• [Given problem]
In the algebra formulas text, what does a discriminant of zero indicate about the roots?

• [Selected text]
^^^^
Solves any quadratic equation using coefficients a, b, c.

Formula

$$x = \frac{-b \pm \sqrt{b^2 - 4ac}}{2a}$$

Discriminant

Determines nature of roots: positive → 2 real, zero → 1 repeated, negative → complex.

Formula

$$D = b^2 - 4ac$$

Vieta's — Sum and Product

Relates roots to coefficients without solving the equation.

Formula

$$\alpha + \beta = -\frac{b}{a}, \quad \alpha\beta = \frac{c}{a}$$

Cube Roots of Unity

The three cube roots of 1 sum to zero; ω³ = 1.

Formula

$$1 + \omega + \omega^2 = 0$$

Remainder Theorem

Remainder of P(x) ÷ (x−c) equals P(c).

Formula

$$R = P(c)$$

Factor Theorem

A binomial (x−c) is a factor if and only if P(c) = 0.

Formula

$$P(c) = 0 \iff (x-c) \text{ is a factor}$$

Partial Fractions — Distinct Linear

Each distinct linear factor gets a constant numerator.

Formula

$$\frac{P(x)}{(x-a)(x-b)} = \frac{A}{x-a} + \frac{B}{x-b}$$

Partial Fractions — Irreducible Quadratic

Quadratic denominator factor requires a linear numerator Ax+B.

Formula

$$\frac{Bx+C}{ax^2+bx+c}$$
^^^^
Labeled box data:
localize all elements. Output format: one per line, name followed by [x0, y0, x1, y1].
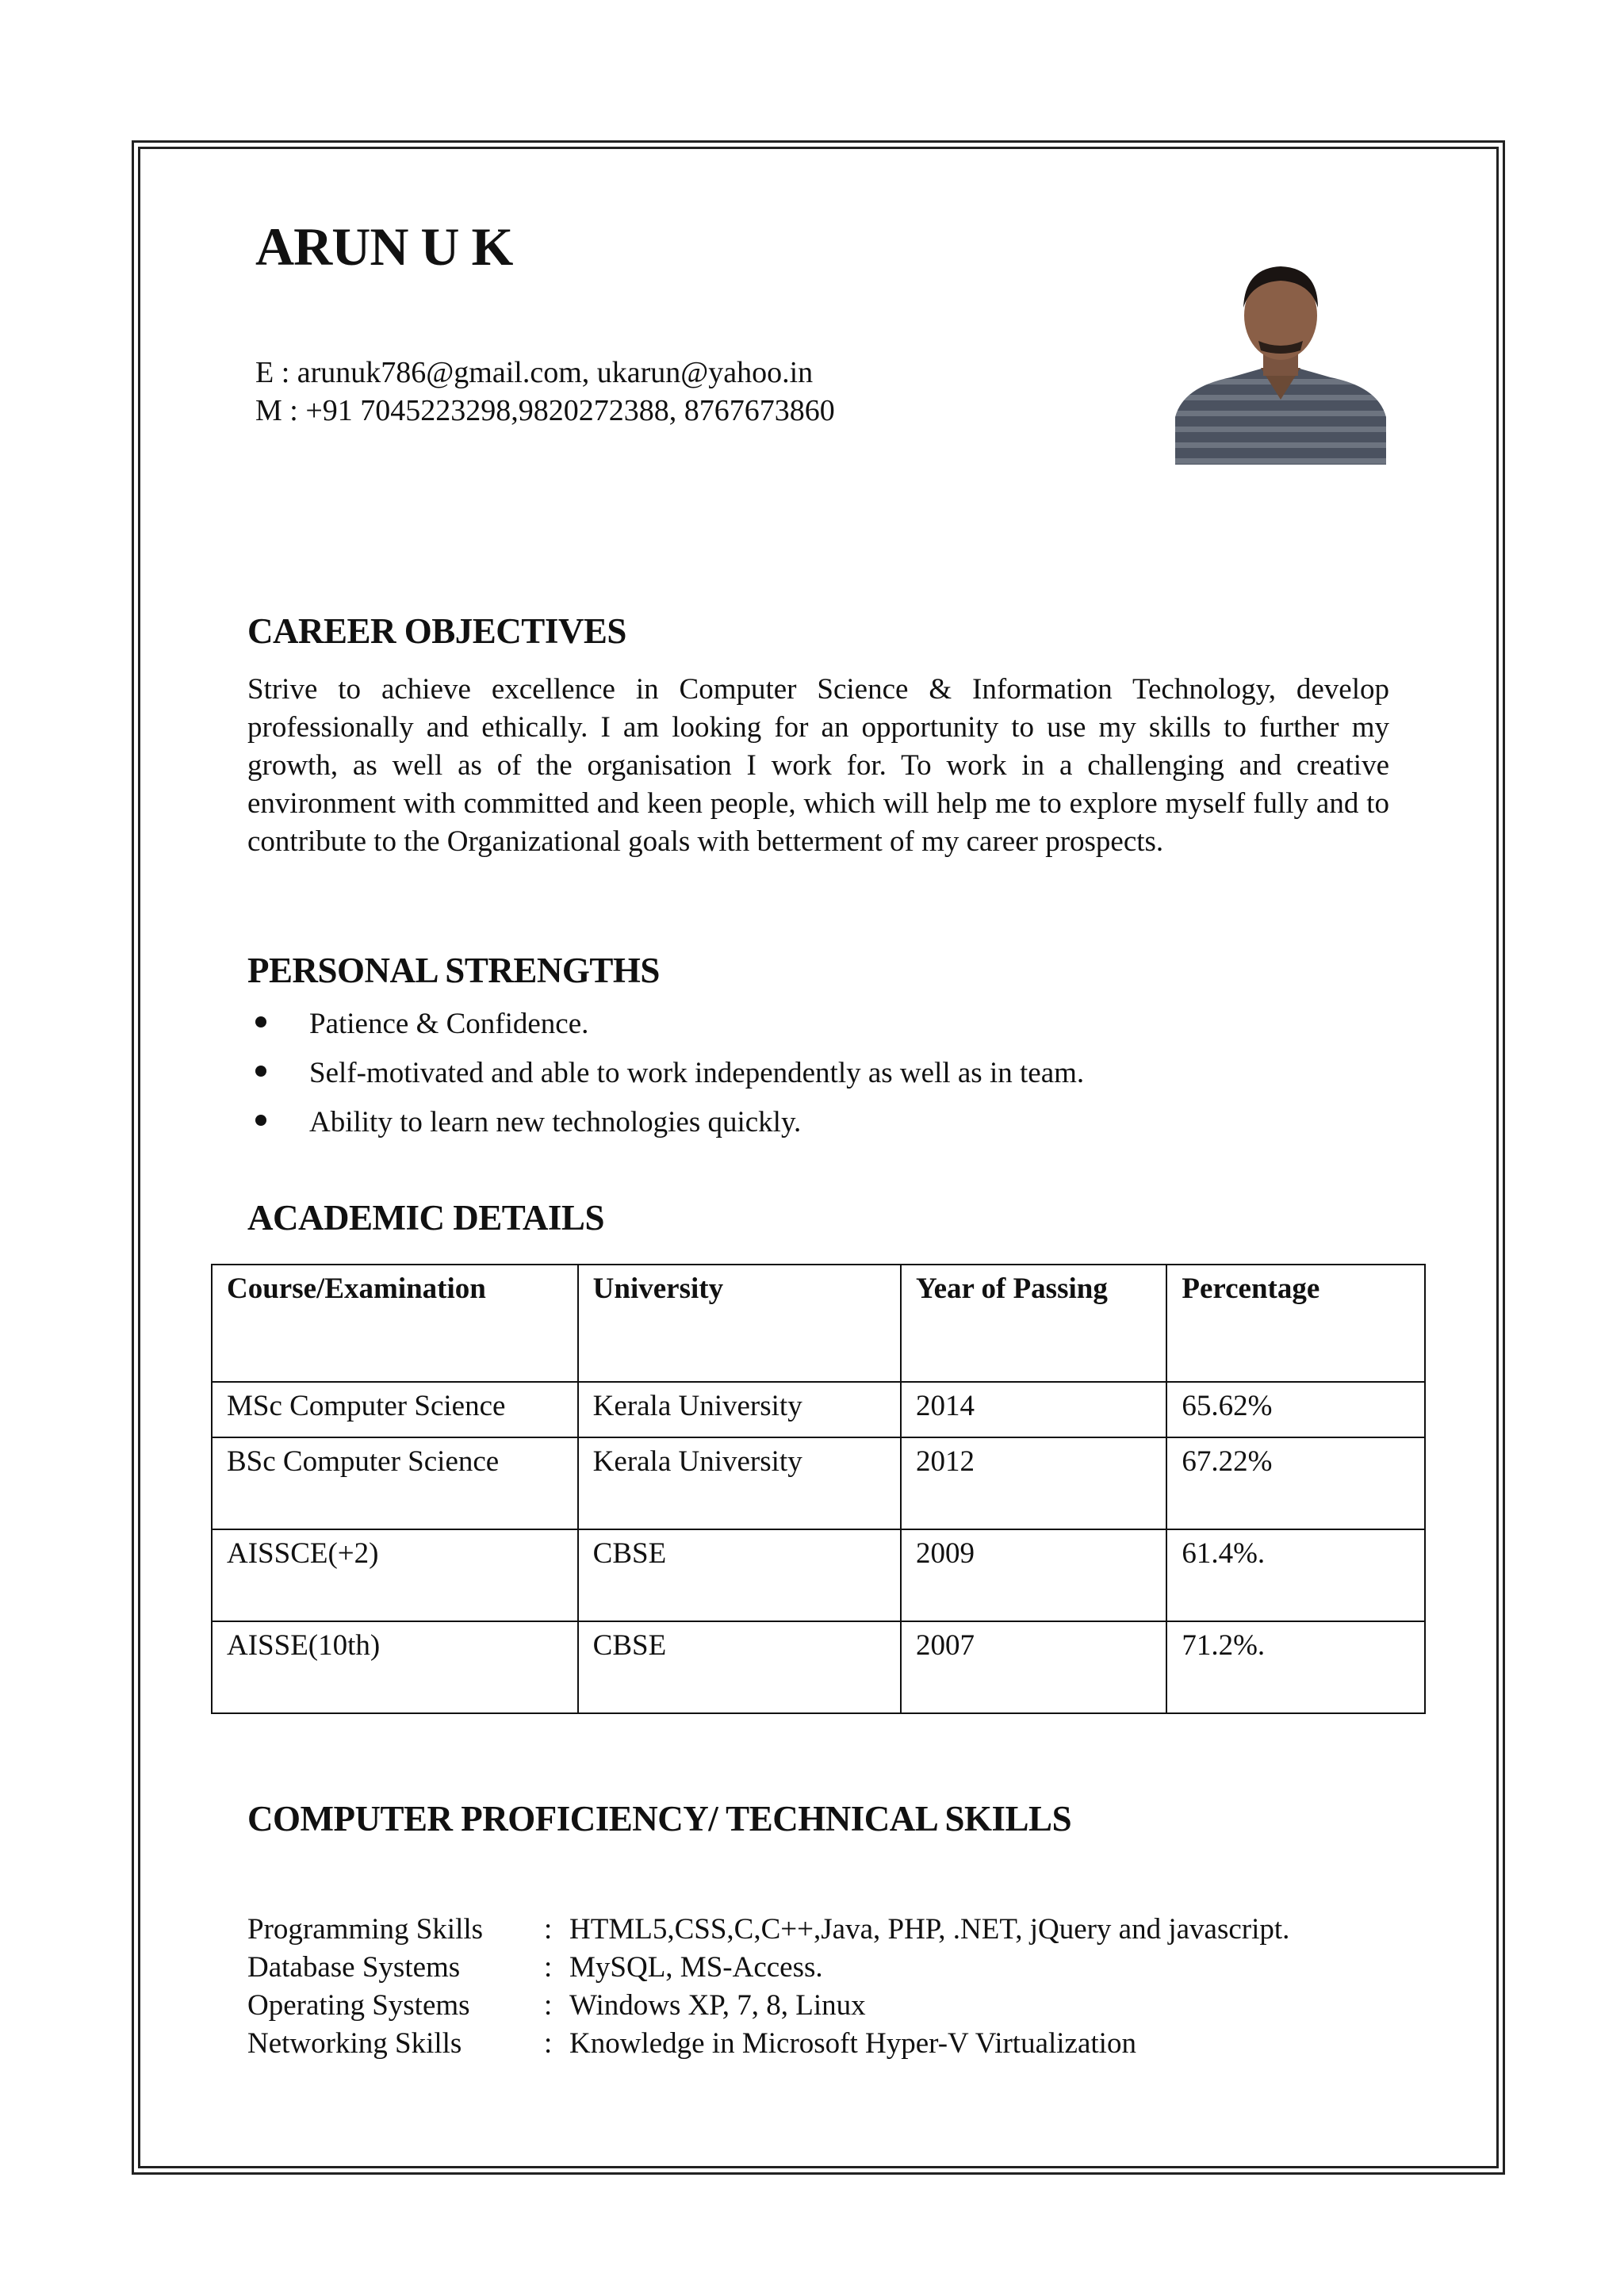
header-percentage: Percentage [1166, 1265, 1425, 1382]
profile-photo [1175, 252, 1386, 465]
cell-year: 2009 [901, 1529, 1166, 1621]
cell-university: CBSE [578, 1529, 901, 1621]
cell-percentage: 61.4%. [1166, 1529, 1425, 1621]
cell-percentage: 65.62% [1166, 1382, 1425, 1437]
candidate-name: ARUN U K [255, 216, 513, 277]
list-item: Self-motivated and able to work independently as well as in team. [247, 1056, 1084, 1105]
career-objectives-text: Strive to achieve excellence in Computer Science & Information Technology, develop professionally and ethically. I am looking for an opportunity to use my skills to further my growth, as well as of the organisation I work for. To work in a challenging and creative environment with committed and keen people, which will help me to explore myself fully and to contribute to the Organizational goals with betterment of my career prospects. [247, 673, 1389, 858]
table-row [212, 1621, 1425, 1713]
skill-label: Programming Skills [247, 1913, 484, 1946]
table-row [212, 1529, 1425, 1621]
header-course: Course/Examination [212, 1265, 578, 1382]
skill-label: Operating Systems [247, 1989, 470, 2022]
career-objectives-heading: CAREER OBJECTIVES [247, 611, 626, 651]
cell-year: 2012 [901, 1437, 1166, 1529]
skill-label: Networking Skills [247, 2027, 462, 2060]
skill-label: Database Systems [247, 1951, 461, 1984]
bullet-icon [255, 1016, 266, 1027]
cell-university: Kerala University [578, 1437, 901, 1529]
skill-value: HTML5,CSS,C,C++,Java, PHP, .NET, jQuery and javascript. [569, 1913, 1290, 1946]
mobile-line: M : +91 7045223298,9820272388, 8767673860 [255, 394, 835, 427]
cell-percentage: 71.2%. [1166, 1621, 1425, 1713]
cell-year: 2014 [901, 1382, 1166, 1437]
skill-value: MySQL, MS-Access. [569, 1951, 823, 1984]
cell-percentage: 67.22% [1166, 1437, 1425, 1529]
personal-strengths-heading: PERSONAL STRENGTHS [247, 951, 660, 990]
table-row [212, 1437, 1425, 1529]
cell-course: MSc Computer Science [212, 1382, 578, 1437]
bullet-icon [255, 1066, 266, 1077]
skill-value: Knowledge in Microsoft Hyper-V Virtualization [569, 2027, 1136, 2060]
cell-course: AISSCE(+2) [212, 1529, 578, 1621]
cell-year: 2007 [901, 1621, 1166, 1713]
bullet-icon [255, 1115, 266, 1126]
table-row [212, 1382, 1425, 1437]
cell-university: Kerala University [578, 1382, 901, 1437]
skill-separator: : [544, 1989, 553, 2022]
skill-separator: : [544, 2027, 553, 2060]
table-header-row [212, 1265, 1425, 1382]
cell-course: AISSE(10th) [212, 1621, 578, 1713]
list-item: Patience & Confidence. [247, 1007, 1084, 1056]
academic-details-heading: ACADEMIC DETAILS [247, 1198, 604, 1238]
skill-separator: : [544, 1913, 553, 1946]
academic-table [211, 1264, 1426, 1714]
strengths-list [247, 1007, 1084, 1154]
skill-value: Windows XP, 7, 8, Linux [569, 1989, 866, 2022]
cell-university: CBSE [578, 1621, 901, 1713]
skill-separator: : [544, 1951, 553, 1984]
email-line: E : arunuk786@gmail.com, ukarun@yahoo.in [255, 356, 814, 389]
list-item: Ability to learn new technologies quickly. [247, 1105, 1084, 1154]
header-year: Year of Passing [901, 1265, 1166, 1382]
cell-course: BSc Computer Science [212, 1437, 578, 1529]
header-university: University [578, 1265, 901, 1382]
technical-skills-heading: COMPUTER PROFICIENCY/ TECHNICAL SKILLS [247, 1799, 1072, 1839]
^^^^
• [Solution to this task]
A zero discriminant indicates one repeated root.